Entries with figure data
□ □ □ □

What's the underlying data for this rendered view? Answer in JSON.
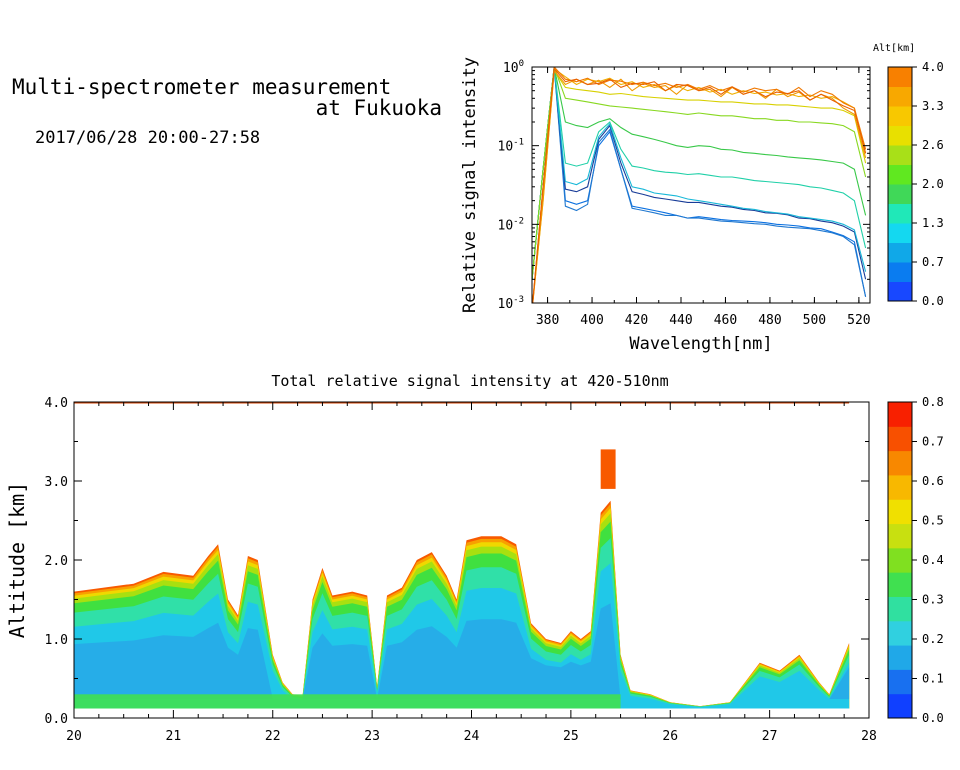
{
  "header": {
    "title_line1": "Multi-spectrometer measurement",
    "title_line2": "at Fukuoka",
    "date_range": "2017/06/28 20:00-27:58"
  },
  "chart_data": [
    {
      "type": "line",
      "title": "",
      "xlabel": "Wavelength[nm]",
      "ylabel": "Relative signal intensity",
      "yscale": "log",
      "xlim": [
        373,
        525
      ],
      "ylim": [
        0.001,
        1
      ],
      "x_ticks": [
        380,
        400,
        420,
        440,
        460,
        480,
        500,
        520
      ],
      "y_ticks": [
        {
          "value": 1,
          "base": "10",
          "exp": "0"
        },
        {
          "value": 0.1,
          "base": "10",
          "exp": "-1"
        },
        {
          "value": 0.01,
          "base": "10",
          "exp": "-2"
        },
        {
          "value": 0.001,
          "base": "10",
          "exp": "-3"
        }
      ],
      "x": [
        373,
        378,
        383,
        388,
        393,
        398,
        403,
        408,
        413,
        418,
        423,
        428,
        433,
        438,
        443,
        448,
        453,
        458,
        463,
        468,
        473,
        478,
        483,
        488,
        493,
        498,
        503,
        508,
        513,
        518,
        523
      ],
      "colorbar": {
        "label": "Alt[km]",
        "ticks": [
          "0.0",
          "0.7",
          "1.3",
          "2.0",
          "2.6",
          "3.3",
          "4.0"
        ],
        "colors": [
          "#1848ff",
          "#0a7cf0",
          "#10a8e8",
          "#14d8f0",
          "#20e8b8",
          "#40d858",
          "#60e820",
          "#a8e018",
          "#e8e000",
          "#f8c800",
          "#f8a800",
          "#f88000"
        ]
      },
      "series": [
        {
          "altitude": 0.2,
          "color": "#0a70e0",
          "values": [
            0.002,
            0.05,
            1.0,
            0.02,
            0.018,
            0.02,
            0.1,
            0.15,
            0.05,
            0.017,
            0.016,
            0.015,
            0.014,
            0.013,
            0.012,
            0.0125,
            0.012,
            0.0115,
            0.0112,
            0.011,
            0.0108,
            0.0105,
            0.01,
            0.0098,
            0.0095,
            0.009,
            0.0088,
            0.008,
            0.0072,
            0.006,
            0.0012
          ]
        },
        {
          "altitude": 0.5,
          "color": "#2078d0",
          "values": [
            0.002,
            0.05,
            1.0,
            0.017,
            0.015,
            0.018,
            0.11,
            0.16,
            0.05,
            0.016,
            0.015,
            0.014,
            0.013,
            0.013,
            0.012,
            0.012,
            0.0115,
            0.011,
            0.0108,
            0.0105,
            0.0102,
            0.01,
            0.0095,
            0.0092,
            0.009,
            0.0088,
            0.0083,
            0.0078,
            0.007,
            0.0055,
            0.0012
          ]
        },
        {
          "altitude": 0.8,
          "color": "#183c98",
          "values": [
            0.002,
            0.05,
            1.0,
            0.028,
            0.026,
            0.03,
            0.12,
            0.18,
            0.06,
            0.026,
            0.024,
            0.022,
            0.021,
            0.02,
            0.019,
            0.019,
            0.018,
            0.017,
            0.0165,
            0.0155,
            0.015,
            0.014,
            0.0138,
            0.0132,
            0.012,
            0.0118,
            0.011,
            0.0105,
            0.0095,
            0.008,
            0.002
          ]
        },
        {
          "altitude": 1.1,
          "color": "#18b8d8",
          "values": [
            0.002,
            0.05,
            1.0,
            0.035,
            0.032,
            0.038,
            0.13,
            0.19,
            0.07,
            0.03,
            0.028,
            0.025,
            0.024,
            0.023,
            0.021,
            0.02,
            0.019,
            0.018,
            0.017,
            0.016,
            0.0155,
            0.0145,
            0.014,
            0.0135,
            0.0125,
            0.012,
            0.0115,
            0.011,
            0.01,
            0.0085,
            0.0025
          ]
        },
        {
          "altitude": 1.4,
          "color": "#20d0a8",
          "values": [
            0.002,
            0.05,
            1.0,
            0.06,
            0.055,
            0.06,
            0.15,
            0.2,
            0.09,
            0.055,
            0.052,
            0.048,
            0.046,
            0.045,
            0.043,
            0.044,
            0.042,
            0.04,
            0.04,
            0.038,
            0.036,
            0.035,
            0.034,
            0.033,
            0.032,
            0.03,
            0.029,
            0.027,
            0.025,
            0.02,
            0.005
          ]
        },
        {
          "altitude": 1.8,
          "color": "#38c848",
          "values": [
            0.002,
            0.05,
            1.0,
            0.2,
            0.18,
            0.17,
            0.2,
            0.22,
            0.17,
            0.14,
            0.13,
            0.12,
            0.11,
            0.1,
            0.095,
            0.1,
            0.098,
            0.09,
            0.088,
            0.082,
            0.08,
            0.077,
            0.075,
            0.072,
            0.07,
            0.068,
            0.066,
            0.063,
            0.06,
            0.05,
            0.013
          ]
        },
        {
          "altitude": 2.2,
          "color": "#88d820",
          "values": [
            0.002,
            0.05,
            1.0,
            0.4,
            0.38,
            0.36,
            0.34,
            0.32,
            0.31,
            0.3,
            0.29,
            0.28,
            0.27,
            0.26,
            0.25,
            0.26,
            0.25,
            0.24,
            0.24,
            0.23,
            0.22,
            0.22,
            0.21,
            0.21,
            0.2,
            0.2,
            0.195,
            0.19,
            0.18,
            0.15,
            0.04
          ]
        },
        {
          "altitude": 2.8,
          "color": "#d8d000",
          "values": [
            0.0008,
            0.02,
            0.9,
            0.55,
            0.52,
            0.5,
            0.48,
            0.45,
            0.46,
            0.44,
            0.42,
            0.41,
            0.4,
            0.39,
            0.38,
            0.38,
            0.37,
            0.36,
            0.36,
            0.35,
            0.34,
            0.34,
            0.33,
            0.33,
            0.32,
            0.31,
            0.3,
            0.3,
            0.28,
            0.24,
            0.06
          ]
        },
        {
          "altitude": 3.2,
          "color": "#f0b000",
          "values": [
            0.0008,
            0.03,
            0.95,
            0.75,
            0.6,
            0.7,
            0.65,
            0.72,
            0.6,
            0.65,
            0.55,
            0.6,
            0.5,
            0.58,
            0.5,
            0.55,
            0.48,
            0.52,
            0.45,
            0.5,
            0.46,
            0.48,
            0.44,
            0.46,
            0.42,
            0.44,
            0.4,
            0.42,
            0.36,
            0.3,
            0.08
          ]
        },
        {
          "altitude": 3.5,
          "color": "#f09800",
          "values": [
            0.0008,
            0.02,
            0.9,
            0.6,
            0.7,
            0.6,
            0.68,
            0.55,
            0.7,
            0.5,
            0.62,
            0.55,
            0.58,
            0.45,
            0.6,
            0.5,
            0.52,
            0.42,
            0.55,
            0.45,
            0.5,
            0.4,
            0.52,
            0.42,
            0.48,
            0.38,
            0.45,
            0.4,
            0.3,
            0.25,
            0.07
          ]
        },
        {
          "altitude": 3.8,
          "color": "#f07800",
          "values": [
            0.0008,
            0.03,
            1.0,
            0.7,
            0.65,
            0.72,
            0.6,
            0.68,
            0.66,
            0.6,
            0.64,
            0.58,
            0.62,
            0.55,
            0.6,
            0.52,
            0.58,
            0.5,
            0.56,
            0.48,
            0.54,
            0.5,
            0.52,
            0.45,
            0.55,
            0.42,
            0.5,
            0.45,
            0.35,
            0.3,
            0.09
          ]
        },
        {
          "altitude": 4.0,
          "color": "#e86000",
          "values": [
            0.0008,
            0.03,
            0.95,
            0.65,
            0.7,
            0.6,
            0.62,
            0.7,
            0.55,
            0.62,
            0.6,
            0.65,
            0.5,
            0.6,
            0.58,
            0.5,
            0.55,
            0.45,
            0.56,
            0.45,
            0.5,
            0.42,
            0.48,
            0.46,
            0.5,
            0.38,
            0.45,
            0.38,
            0.32,
            0.28,
            0.08
          ]
        }
      ]
    },
    {
      "type": "heatmap",
      "title": "Total relative signal intensity at 420-510nm",
      "xlabel": "",
      "ylabel": "Altitude [km]",
      "xlim": [
        20,
        28
      ],
      "ylim": [
        0,
        4
      ],
      "x_ticks": [
        20,
        21,
        22,
        23,
        24,
        25,
        26,
        27,
        28
      ],
      "y_ticks": [
        "0.0",
        "1.0",
        "2.0",
        "3.0",
        "4.0"
      ],
      "colorbar": {
        "ticks": [
          "0.0",
          "0.1",
          "0.2",
          "0.3",
          "0.4",
          "0.5",
          "0.6",
          "0.7",
          "0.8"
        ],
        "range": [
          0,
          0.8
        ],
        "colors": [
          "#1040ff",
          "#1870f0",
          "#20a8e8",
          "#30d0e0",
          "#30e0a0",
          "#40e050",
          "#80e020",
          "#c8e010",
          "#f0e000",
          "#f8b800",
          "#f88800",
          "#f85000",
          "#f82000"
        ]
      },
      "profile_x": [
        20.0,
        20.3,
        20.6,
        20.9,
        21.2,
        21.35,
        21.45,
        21.55,
        21.65,
        21.75,
        21.85,
        22.0,
        22.1,
        22.2,
        22.3,
        22.4,
        22.5,
        22.6,
        22.8,
        22.95,
        23.05,
        23.15,
        23.3,
        23.45,
        23.6,
        23.75,
        23.85,
        23.95,
        24.1,
        24.3,
        24.45,
        24.6,
        24.75,
        24.9,
        25.0,
        25.1,
        25.2,
        25.3,
        25.4,
        25.5,
        25.6,
        25.8,
        26.0,
        26.3,
        26.6,
        26.9,
        27.1,
        27.3,
        27.5,
        27.6,
        27.8
      ],
      "cloud_top_km": [
        1.6,
        1.65,
        1.7,
        1.85,
        1.8,
        2.05,
        2.2,
        1.5,
        1.3,
        2.05,
        2.0,
        0.8,
        0.45,
        0.3,
        0.28,
        1.5,
        1.9,
        1.55,
        1.6,
        1.55,
        0.4,
        1.55,
        1.65,
        2.0,
        2.1,
        1.8,
        1.5,
        2.25,
        2.3,
        2.3,
        2.2,
        1.2,
        1.0,
        0.95,
        1.1,
        1.0,
        1.1,
        2.6,
        2.75,
        0.8,
        0.35,
        0.3,
        0.2,
        0.15,
        0.2,
        0.7,
        0.6,
        0.8,
        0.45,
        0.3,
        0.95
      ],
      "upper_echo": {
        "x": [
          25.3,
          25.45
        ],
        "y": [
          2.9,
          3.4
        ]
      }
    }
  ]
}
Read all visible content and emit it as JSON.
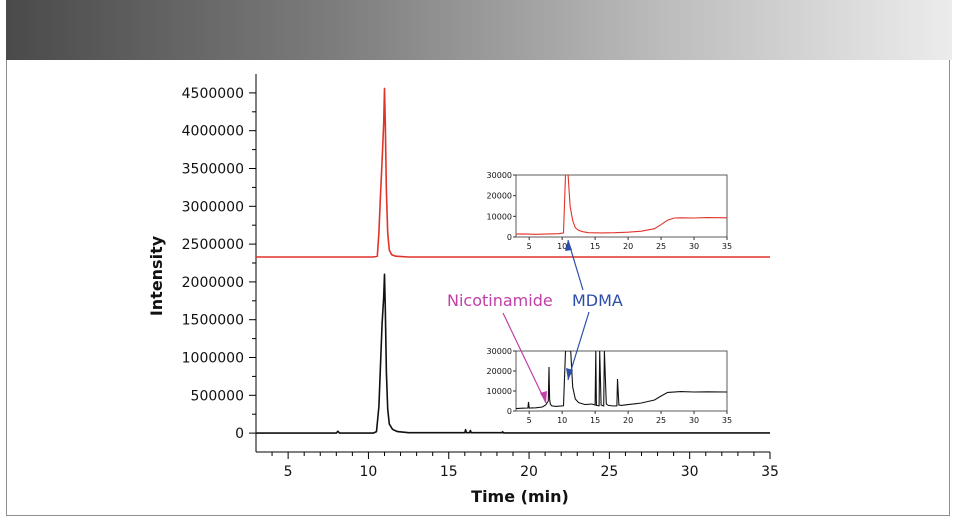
{
  "chart_data": {
    "type": "line",
    "xlabel": "Time (min)",
    "ylabel": "Intensity",
    "xlim": [
      3,
      35
    ],
    "ylim": [
      -250000,
      4750000
    ],
    "x_ticks": [
      5,
      10,
      15,
      20,
      25,
      30,
      35
    ],
    "y_ticks": [
      0,
      500000,
      1000000,
      1500000,
      2000000,
      2500000,
      3000000,
      3500000,
      4000000,
      4500000
    ],
    "grid": false,
    "series": [
      {
        "name": "red trace",
        "color": "#e0342a",
        "x": [
          3.0,
          10.3,
          10.55,
          10.65,
          10.75,
          10.85,
          10.95,
          11.0,
          11.05,
          11.12,
          11.2,
          11.3,
          11.45,
          11.7,
          12.5,
          35.0
        ],
        "y": [
          2330000,
          2330000,
          2340000,
          2650000,
          3150000,
          3600000,
          4100000,
          4560000,
          4100000,
          3200000,
          2650000,
          2420000,
          2360000,
          2340000,
          2330000,
          2330000
        ]
      },
      {
        "name": "black trace",
        "color": "#111111",
        "x": [
          3.0,
          8.0,
          8.1,
          8.2,
          10.3,
          10.5,
          10.65,
          10.75,
          10.85,
          10.95,
          11.0,
          11.05,
          11.12,
          11.2,
          11.3,
          11.5,
          11.8,
          12.5,
          16.0,
          16.05,
          16.1,
          16.3,
          16.35,
          16.4,
          18.3,
          18.35,
          18.4,
          35.0
        ],
        "y": [
          0,
          0,
          25000,
          0,
          0,
          20000,
          350000,
          900000,
          1450000,
          1800000,
          2100000,
          1650000,
          800000,
          320000,
          120000,
          50000,
          20000,
          5000,
          5000,
          45000,
          5000,
          5000,
          35000,
          5000,
          5000,
          18000,
          3000,
          3000
        ]
      }
    ],
    "annotations": [
      {
        "text": "Nicotinamide",
        "color": "#c040a8"
      },
      {
        "text": "MDMA",
        "color": "#2c4ea8"
      }
    ],
    "insets": [
      {
        "name": "red trace zoom",
        "color": "#e0342a",
        "xlim": [
          3,
          35
        ],
        "ylim": [
          0,
          30000
        ],
        "x_ticks": [
          5,
          10,
          15,
          20,
          25,
          30,
          35
        ],
        "y_ticks": [
          0,
          10000,
          20000,
          30000
        ],
        "x": [
          3,
          4,
          6,
          8,
          9.5,
          10.2,
          10.5,
          10.9,
          11.2,
          11.6,
          12.0,
          12.5,
          13.2,
          14,
          16,
          18,
          20,
          22,
          24,
          25,
          26,
          27,
          28,
          30,
          32,
          35
        ],
        "y": [
          1400,
          1500,
          1300,
          1500,
          1600,
          2000,
          30000,
          30000,
          15000,
          8000,
          4500,
          3200,
          2500,
          2100,
          2000,
          2100,
          2300,
          2800,
          4000,
          6000,
          8200,
          9200,
          9300,
          9200,
          9400,
          9300
        ]
      },
      {
        "name": "black trace zoom",
        "color": "#111111",
        "xlim": [
          3,
          35
        ],
        "ylim": [
          0,
          30000
        ],
        "x_ticks": [
          5,
          10,
          15,
          20,
          25,
          30,
          35
        ],
        "y_ticks": [
          0,
          10000,
          20000,
          30000
        ],
        "x": [
          3,
          4,
          4.8,
          4.9,
          5.0,
          6,
          7,
          7.5,
          7.9,
          8.0,
          8.1,
          8.2,
          8.4,
          9.0,
          10.2,
          10.5,
          11.3,
          11.6,
          12.0,
          12.5,
          13.5,
          14.5,
          15.0,
          15.1,
          15.2,
          15.6,
          15.7,
          15.9,
          16.3,
          16.4,
          16.7,
          17.0,
          17.8,
          18.3,
          18.4,
          18.6,
          19,
          20,
          22,
          24,
          25,
          26,
          28,
          30,
          32,
          35
        ],
        "y": [
          1200,
          1400,
          1500,
          4500,
          1500,
          1600,
          2000,
          3000,
          5000,
          22000,
          6000,
          3500,
          2600,
          2300,
          2600,
          30000,
          30000,
          12000,
          6000,
          4200,
          3200,
          3500,
          3000,
          30000,
          2800,
          2600,
          30000,
          3000,
          2500,
          30000,
          3500,
          2800,
          2500,
          2600,
          16000,
          3000,
          2800,
          3200,
          4000,
          5500,
          7500,
          9300,
          9700,
          9500,
          9600,
          9500
        ]
      }
    ]
  }
}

□ □ □ □

→ GOAL OF THE EXERCISE
List every line above that contains the word "ylabel".

→ WRITTEN SOLUTION
      "ylabel": "Relative signal intensity",
      "ylabel": "Altitude [km]",
    "ylabel": "Intensity",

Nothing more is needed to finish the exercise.